■ Your goal ■
With the pictures left out, copy the listing below exactly.

■ Records provided ■
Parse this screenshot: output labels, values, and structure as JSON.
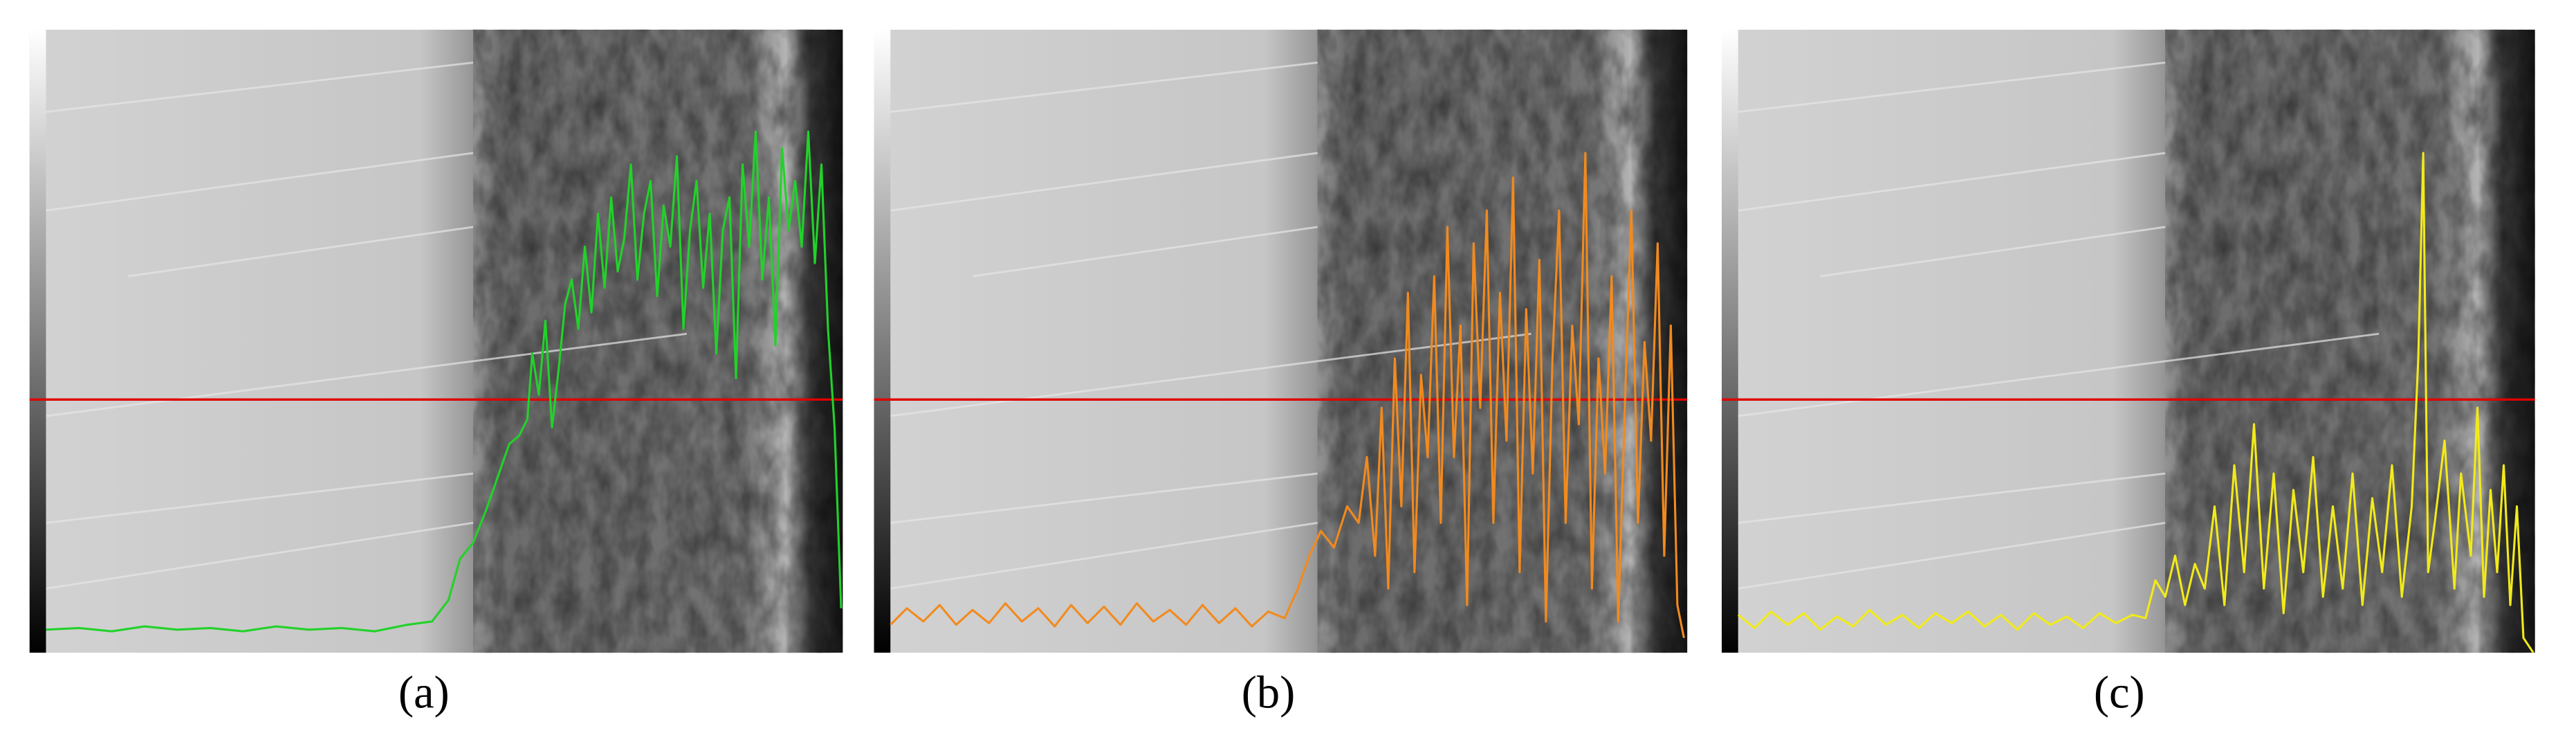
{
  "panels": [
    {
      "label": "(a)"
    },
    {
      "label": "(b)"
    },
    {
      "label": "(c)"
    }
  ]
}
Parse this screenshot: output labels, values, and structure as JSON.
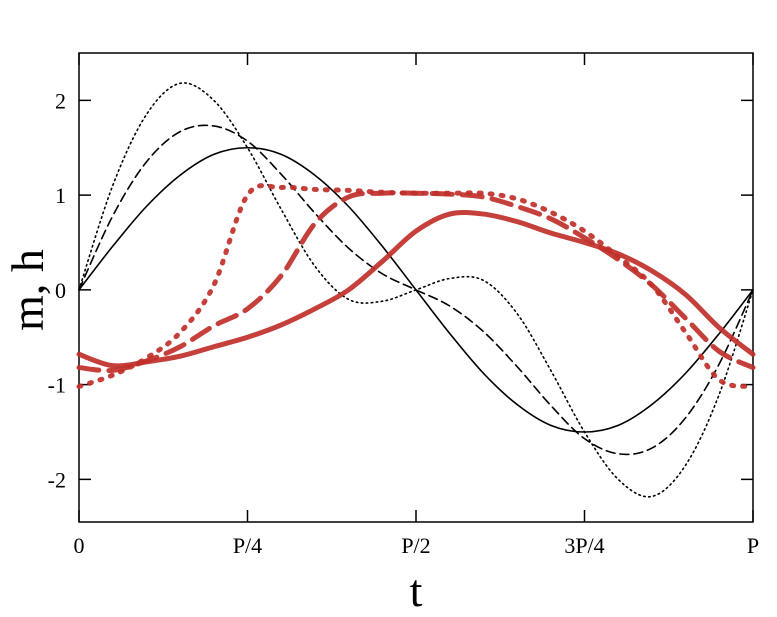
{
  "chart_data": {
    "type": "line",
    "title": "",
    "xlabel": "t",
    "ylabel": "m, h",
    "xlim": [
      0,
      1
    ],
    "ylim": [
      -2.45,
      2.5
    ],
    "x_ticks": [
      {
        "value": 0,
        "label": "0"
      },
      {
        "value": 0.25,
        "label": "P/4"
      },
      {
        "value": 0.5,
        "label": "P/2"
      },
      {
        "value": 0.75,
        "label": "3P/4"
      },
      {
        "value": 1,
        "label": "P"
      }
    ],
    "y_ticks": [
      {
        "value": -2,
        "label": "-2"
      },
      {
        "value": -1,
        "label": "-1"
      },
      {
        "value": 0,
        "label": "0"
      },
      {
        "value": 1,
        "label": "1"
      },
      {
        "value": 2,
        "label": "2"
      }
    ],
    "grid": false,
    "legend": "none",
    "x": [
      0,
      0.05,
      0.1,
      0.15,
      0.2,
      0.25,
      0.3,
      0.35,
      0.4,
      0.45,
      0.5,
      0.55,
      0.6,
      0.65,
      0.7,
      0.75,
      0.8,
      0.85,
      0.9,
      0.95,
      1.0
    ],
    "series": [
      {
        "style": "solid",
        "color": "#000000",
        "values": [
          0,
          0.46,
          0.88,
          1.21,
          1.43,
          1.5,
          1.43,
          1.21,
          0.88,
          0.46,
          0,
          -0.46,
          -0.88,
          -1.21,
          -1.43,
          -1.5,
          -1.43,
          -1.21,
          -0.88,
          -0.46,
          0
        ]
      },
      {
        "style": "dashed",
        "color": "#000000",
        "values": [
          0,
          0.78,
          1.35,
          1.67,
          1.73,
          1.57,
          1.22,
          0.81,
          0.44,
          0.17,
          0,
          -0.17,
          -0.44,
          -0.81,
          -1.22,
          -1.57,
          -1.73,
          -1.67,
          -1.35,
          -0.78,
          0
        ]
      },
      {
        "style": "dotted",
        "color": "#000000",
        "values": [
          0,
          1.1,
          1.85,
          2.18,
          2.0,
          1.5,
          0.85,
          0.25,
          -0.1,
          -0.12,
          0,
          0.12,
          0.1,
          -0.25,
          -0.85,
          -1.5,
          -2.0,
          -2.18,
          -1.85,
          -1.1,
          0
        ]
      },
      {
        "style": "solid",
        "color": "#c0302a",
        "values": [
          -0.68,
          -0.8,
          -0.76,
          -0.7,
          -0.6,
          -0.5,
          -0.37,
          -0.2,
          0,
          0.3,
          0.62,
          0.8,
          0.8,
          0.72,
          0.6,
          0.5,
          0.38,
          0.2,
          -0.05,
          -0.4,
          -0.68
        ]
      },
      {
        "style": "dashed",
        "color": "#c0302a",
        "values": [
          -0.82,
          -0.85,
          -0.75,
          -0.6,
          -0.38,
          -0.2,
          0.15,
          0.7,
          0.98,
          1.02,
          1.02,
          1.01,
          0.98,
          0.88,
          0.75,
          0.55,
          0.32,
          0.05,
          -0.3,
          -0.65,
          -0.82
        ]
      },
      {
        "style": "dotted",
        "color": "#c0302a",
        "values": [
          -1.02,
          -0.9,
          -0.72,
          -0.45,
          0.05,
          1.0,
          1.08,
          1.06,
          1.05,
          1.03,
          1.02,
          1.02,
          1.02,
          0.96,
          0.82,
          0.62,
          0.35,
          0.05,
          -0.45,
          -0.95,
          -1.02
        ]
      }
    ]
  }
}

■ Solution to this task ■
Parse this screenshot: output labels, values, and structure as JSON.
{
  "panels": [
    {
      "label": "(a)"
    },
    {
      "label": "(b)"
    },
    {
      "label": "(c)"
    }
  ]
}
Parse this screenshot: output labels, values, and structure as JSON.
{
  "chart_data": {
    "type": "line",
    "title": "",
    "xlabel": "t",
    "ylabel": "m, h",
    "xlim": [
      0,
      1
    ],
    "ylim": [
      -2.45,
      2.5
    ],
    "x_ticks": [
      {
        "value": 0,
        "label": "0"
      },
      {
        "value": 0.25,
        "label": "P/4"
      },
      {
        "value": 0.5,
        "label": "P/2"
      },
      {
        "value": 0.75,
        "label": "3P/4"
      },
      {
        "value": 1,
        "label": "P"
      }
    ],
    "y_ticks": [
      {
        "value": -2,
        "label": "-2"
      },
      {
        "value": -1,
        "label": "-1"
      },
      {
        "value": 0,
        "label": "0"
      },
      {
        "value": 1,
        "label": "1"
      },
      {
        "value": 2,
        "label": "2"
      }
    ],
    "grid": false,
    "legend": "none",
    "x": [
      0,
      0.05,
      0.1,
      0.15,
      0.2,
      0.25,
      0.3,
      0.35,
      0.4,
      0.45,
      0.5,
      0.55,
      0.6,
      0.65,
      0.7,
      0.75,
      0.8,
      0.85,
      0.9,
      0.95,
      1.0
    ],
    "series": [
      {
        "style": "solid",
        "color": "#000000",
        "values": [
          0,
          0.46,
          0.88,
          1.21,
          1.43,
          1.5,
          1.43,
          1.21,
          0.88,
          0.46,
          0,
          -0.46,
          -0.88,
          -1.21,
          -1.43,
          -1.5,
          -1.43,
          -1.21,
          -0.88,
          -0.46,
          0
        ]
      },
      {
        "style": "dashed",
        "color": "#000000",
        "values": [
          0,
          0.78,
          1.35,
          1.67,
          1.73,
          1.57,
          1.22,
          0.81,
          0.44,
          0.17,
          0,
          -0.17,
          -0.44,
          -0.81,
          -1.22,
          -1.57,
          -1.73,
          -1.67,
          -1.35,
          -0.78,
          0
        ]
      },
      {
        "style": "dotted",
        "color": "#000000",
        "values": [
          0,
          1.1,
          1.85,
          2.18,
          2.0,
          1.5,
          0.85,
          0.25,
          -0.1,
          -0.12,
          0,
          0.12,
          0.1,
          -0.25,
          -0.85,
          -1.5,
          -2.0,
          -2.18,
          -1.85,
          -1.1,
          0
        ]
      },
      {
        "style": "solid",
        "color": "#c0302a",
        "values": [
          -0.68,
          -0.8,
          -0.76,
          -0.7,
          -0.6,
          -0.5,
          -0.37,
          -0.2,
          0,
          0.3,
          0.62,
          0.8,
          0.8,
          0.72,
          0.6,
          0.5,
          0.38,
          0.2,
          -0.05,
          -0.4,
          -0.68
        ]
      },
      {
        "style": "dashed",
        "color": "#c0302a",
        "values": [
          -0.82,
          -0.85,
          -0.75,
          -0.6,
          -0.38,
          -0.2,
          0.15,
          0.7,
          0.98,
          1.02,
          1.02,
          1.01,
          0.98,
          0.88,
          0.75,
          0.55,
          0.32,
          0.05,
          -0.3,
          -0.65,
          -0.82
        ]
      },
      {
        "style": "dotted",
        "color": "#c0302a",
        "values": [
          -1.02,
          -0.9,
          -0.72,
          -0.45,
          0.05,
          1.0,
          1.08,
          1.06,
          1.05,
          1.03,
          1.02,
          1.02,
          1.02,
          0.96,
          0.82,
          0.62,
          0.35,
          0.05,
          -0.45,
          -0.95,
          -1.02
        ]
      }
    ]
  }
}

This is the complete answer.